Stored entries

>> Begin

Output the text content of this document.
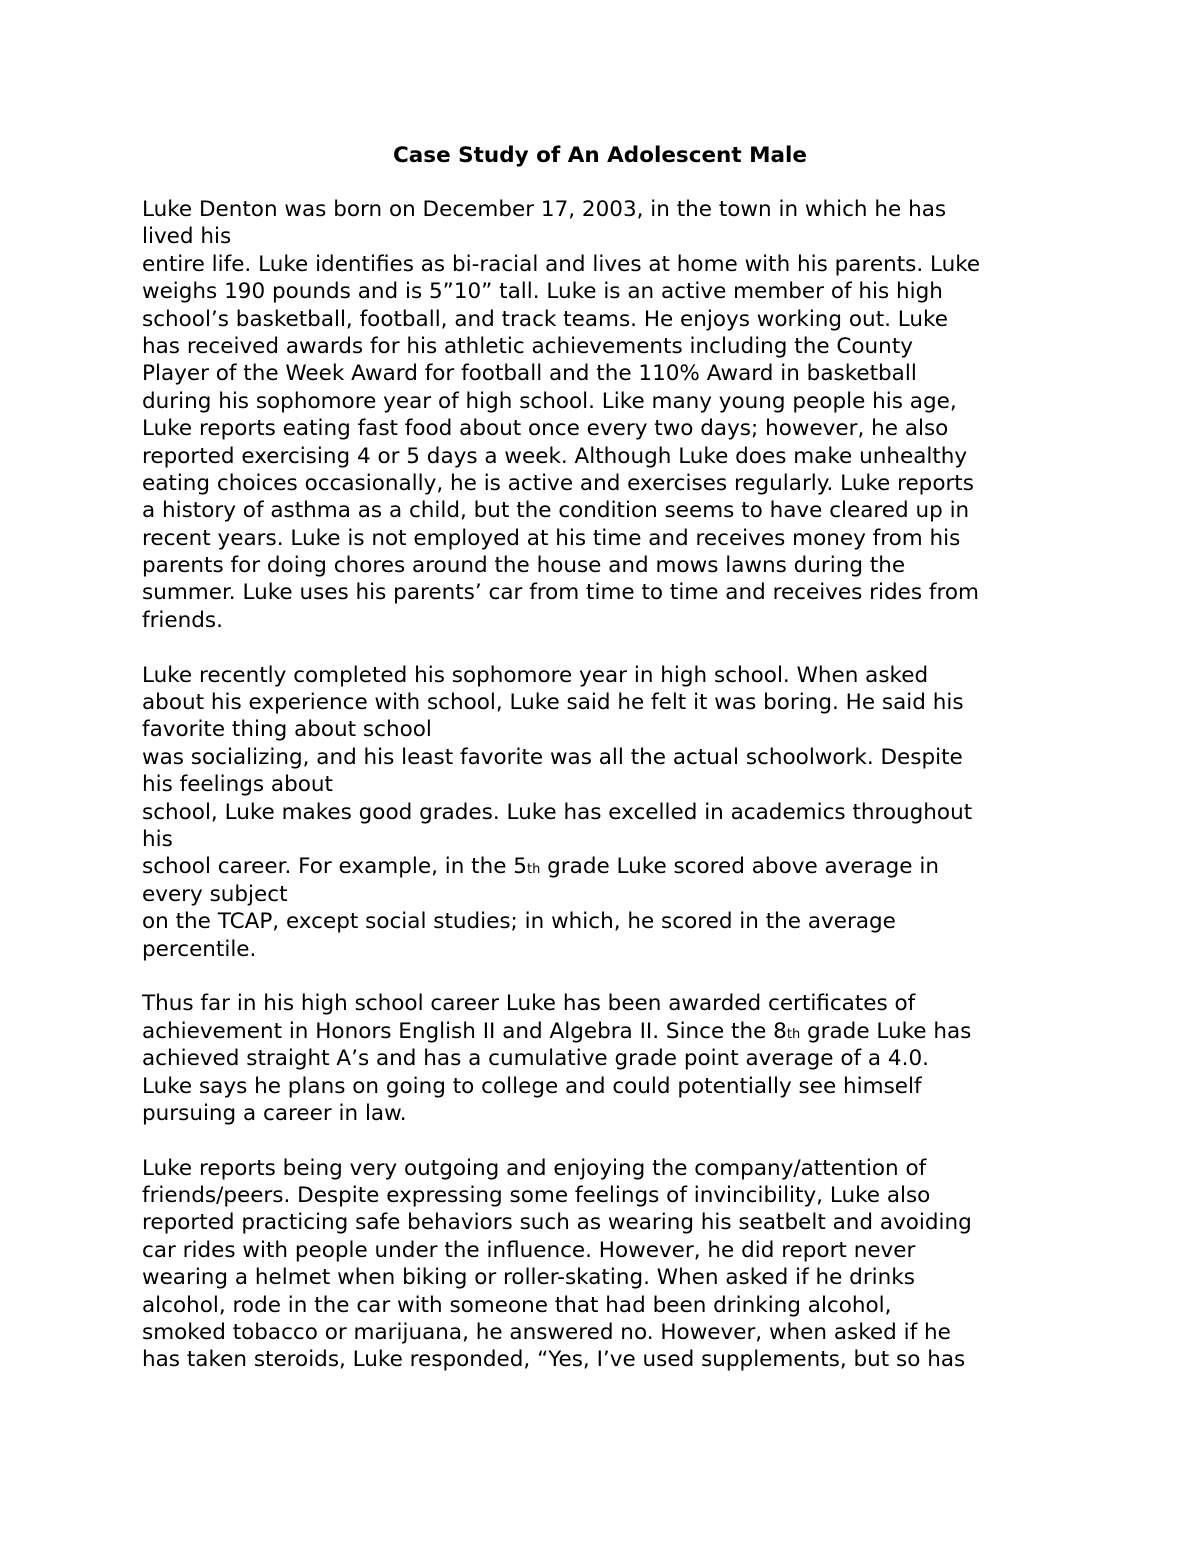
Case Study of An Adolescent Male
Luke Denton was born on December 17, 2003, in the town in which he has
lived his
entire life. Luke identifies as bi-racial and lives at home with his parents. Luke
weighs 190 pounds and is 5”10” tall. Luke is an active member of his high
school’s basketball, football, and track teams. He enjoys working out. Luke
has received awards for his athletic achievements including the County
Player of the Week Award for football and the 110% Award in basketball
during his sophomore year of high school. Like many young people his age,
Luke reports eating fast food about once every two days; however, he also
reported exercising 4 or 5 days a week. Although Luke does make unhealthy
eating choices occasionally, he is active and exercises regularly. Luke reports
a history of asthma as a child, but the condition seems to have cleared up in
recent years. Luke is not employed at his time and receives money from his
parents for doing chores around the house and mows lawns during the
summer. Luke uses his parents’ car from time to time and receives rides from
friends.
Luke recently completed his sophomore year in high school. When asked
about his experience with school, Luke said he felt it was boring. He said his
favorite thing about school
was socializing, and his least favorite was all the actual schoolwork. Despite
his feelings about
school, Luke makes good grades. Luke has excelled in academics throughout
his
school career. For example, in the 5th grade Luke scored above average in
every subject
on the TCAP, except social studies; in which, he scored in the average
percentile.
Thus far in his high school career Luke has been awarded certificates of
achievement in Honors English II and Algebra II. Since the 8th grade Luke has
achieved straight A’s and has a cumulative grade point average of a 4.0.
Luke says he plans on going to college and could potentially see himself
pursuing a career in law.
Luke reports being very outgoing and enjoying the company/attention of
friends/peers. Despite expressing some feelings of invincibility, Luke also
reported practicing safe behaviors such as wearing his seatbelt and avoiding
car rides with people under the influence. However, he did report never
wearing a helmet when biking or roller-skating. When asked if he drinks
alcohol, rode in the car with someone that had been drinking alcohol,
smoked tobacco or marijuana, he answered no. However, when asked if he
has taken steroids, Luke responded, “Yes, I’ve used supplements, but so has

>> End

▶ _WHAT TO DO_
Repeat the material above in full and exactly, omitting the pictures.

▶ _ANSWER IN FULL_
Output the text content of this document.
Case Study of An Adolescent Male
Luke Denton was born on December 17, 2003, in the town in which he has
lived his
entire life. Luke identifies as bi-racial and lives at home with his parents. Luke
weighs 190 pounds and is 5”10” tall. Luke is an active member of his high
school’s basketball, football, and track teams. He enjoys working out. Luke
has received awards for his athletic achievements including the County
Player of the Week Award for football and the 110% Award in basketball
during his sophomore year of high school. Like many young people his age,
Luke reports eating fast food about once every two days; however, he also
reported exercising 4 or 5 days a week. Although Luke does make unhealthy
eating choices occasionally, he is active and exercises regularly. Luke reports
a history of asthma as a child, but the condition seems to have cleared up in
recent years. Luke is not employed at his time and receives money from his
parents for doing chores around the house and mows lawns during the
summer. Luke uses his parents’ car from time to time and receives rides from
friends.
Luke recently completed his sophomore year in high school. When asked
about his experience with school, Luke said he felt it was boring. He said his
favorite thing about school
was socializing, and his least favorite was all the actual schoolwork. Despite
his feelings about
school, Luke makes good grades. Luke has excelled in academics throughout
his
school career. For example, in the 5th grade Luke scored above average in
every subject
on the TCAP, except social studies; in which, he scored in the average
percentile.
Thus far in his high school career Luke has been awarded certificates of
achievement in Honors English II and Algebra II. Since the 8th grade Luke has
achieved straight A’s and has a cumulative grade point average of a 4.0.
Luke says he plans on going to college and could potentially see himself
pursuing a career in law.
Luke reports being very outgoing and enjoying the company/attention of
friends/peers. Despite expressing some feelings of invincibility, Luke also
reported practicing safe behaviors such as wearing his seatbelt and avoiding
car rides with people under the influence. However, he did report never
wearing a helmet when biking or roller-skating. When asked if he drinks
alcohol, rode in the car with someone that had been drinking alcohol,
smoked tobacco or marijuana, he answered no. However, when asked if he
has taken steroids, Luke responded, “Yes, I’ve used supplements, but so has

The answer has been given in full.